* [Page excerpt]:
AArch64: implement easy division and reminder.

This implements easy division and reminder for integer only (32-bit).
The optimisation applies to div/rem by powers of 2 and to div by small
literals (between 3-15).

Change-Id: I71be7c4de5d2e2e738b88984f13efb08f4388a19
diff --git a/compiler/dex/quick/arm64/assemble_arm64.cc b/compiler/dex/quick/arm64/assemble_arm64.cc
index 2a8da24..e017e5f 100644
--- a/compiler/dex/quick/arm64/assemble_arm64.cc
+++ b/compiler/dex/quick/arm64/assemble_arm64.cc
@@ -484,7 +484,7 @@
                  "sdiv", "!0r, !1r, !2r", kFixupNone),
     ENCODING_MAP(WIDE(kA64Smaddl4xwwx), NO_VARIANTS(0x9b200000),
                  kFmtRegX, 4, 0, kFmtRegW, 9, 5, kFmtRegW, 20, 16,
-                 kFmtRegX, -1, -1, IS_QUAD_OP | REG_DEF0_USE123,
+                 kFmtRegX, 14, 10, IS_QUAD_OP | REG_DEF0_USE123,
                  "smaddl", "!0x, !1w, !2w, !3x", kFixupNone),
     ENCODING_MAP(WIDE(kA64Stp4ffXD), CUSTOM_VARIANTS(0x2d000000, 0x6d000000),
                  kFmtRegF, 4, 0, kFmtRegF, 14, 10, kFmtRegXOrSp, 9, 5,
diff --git a/compiler/dex/quick/arm64/codegen_arm64.h b/compiler/dex/quick/arm64/codegen_arm64.h
index f1270ec..4985d57 100644
--- a/compiler/dex/quick/arm64/codegen_arm64.h
+++ b/compiler/dex/quick/arm64/codegen_arm64.h
@@ -64,7 +64,9 @@
 
     // Required for target - codegen helpers.

* [Recorded information]:
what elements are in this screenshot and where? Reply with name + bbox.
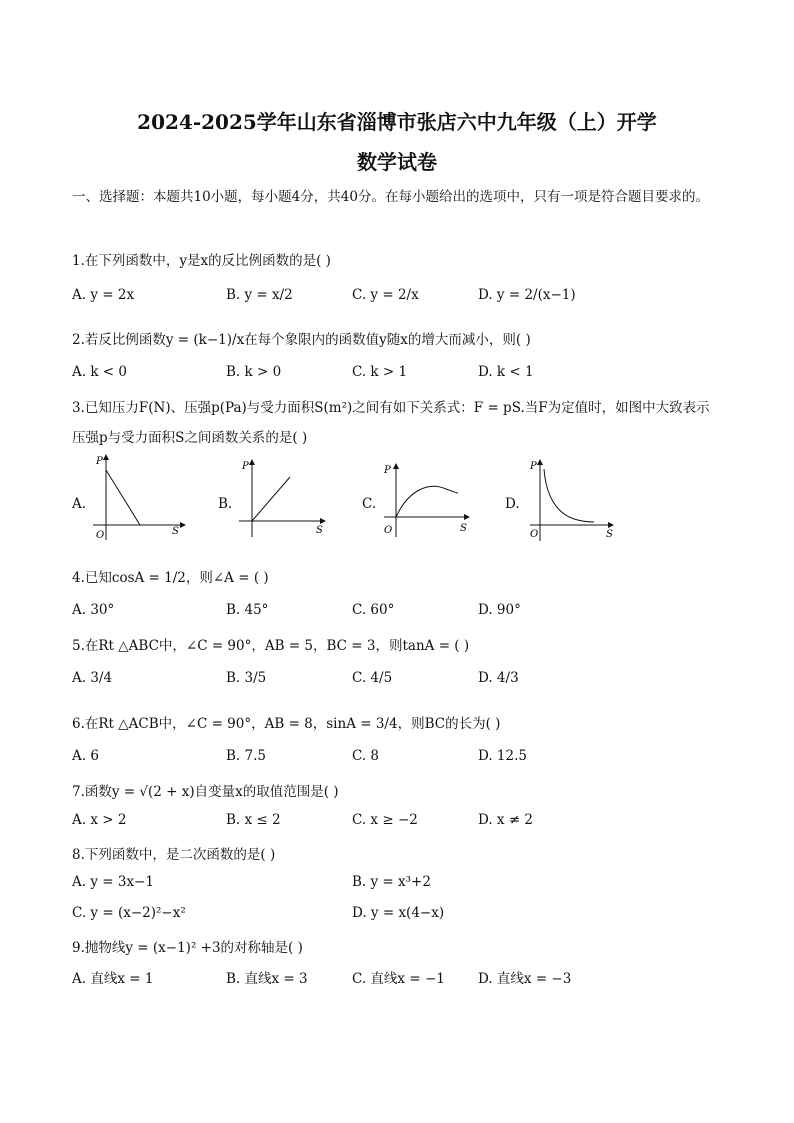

* [What is asked]: Could you set down the whole AArch64 division patch again, character for character? The material has no connection to the patch.

* [Response for this exercise]:
AArch64: implement easy division and reminder.

This implements easy division and reminder for integer only (32-bit).
The optimisation applies to div/rem by powers of 2 and to div by small
literals (between 3-15).

Change-Id: I71be7c4de5d2e2e738b88984f13efb08f4388a19
diff --git a/compiler/dex/quick/arm64/assemble_arm64.cc b/compiler/dex/quick/arm64/assemble_arm64.cc
index 2a8da24..e017e5f 100644
--- a/compiler/dex/quick/arm64/assemble_arm64.cc
+++ b/compiler/dex/quick/arm64/assemble_arm64.cc
@@ -484,7 +484,7 @@
                  "sdiv", "!0r, !1r, !2r", kFixupNone),
     ENCODING_MAP(WIDE(kA64Smaddl4xwwx), NO_VARIANTS(0x9b200000),
                  kFmtRegX, 4, 0, kFmtRegW, 9, 5, kFmtRegW, 20, 16,
-                 kFmtRegX, -1, -1, IS_QUAD_OP | REG_DEF0_USE123,
+                 kFmtRegX, 14, 10, IS_QUAD_OP | REG_DEF0_USE123,
                  "smaddl", "!0x, !1w, !2w, !3x", kFixupNone),
     ENCODING_MAP(WIDE(kA64Stp4ffXD), CUSTOM_VARIANTS(0x2d000000, 0x6d000000),
                  kFmtRegF, 4, 0, kFmtRegF, 14, 10, kFmtRegXOrSp, 9, 5,
diff --git a/compiler/dex/quick/arm64/codegen_arm64.h b/compiler/dex/quick/arm64/codegen_arm64.h
index f1270ec..4985d57 100644
--- a/compiler/dex/quick/arm64/codegen_arm64.h
+++ b/compiler/dex/quick/arm64/codegen_arm64.h
@@ -64,7 +64,9 @@
 
     // Required for target - codegen helpers.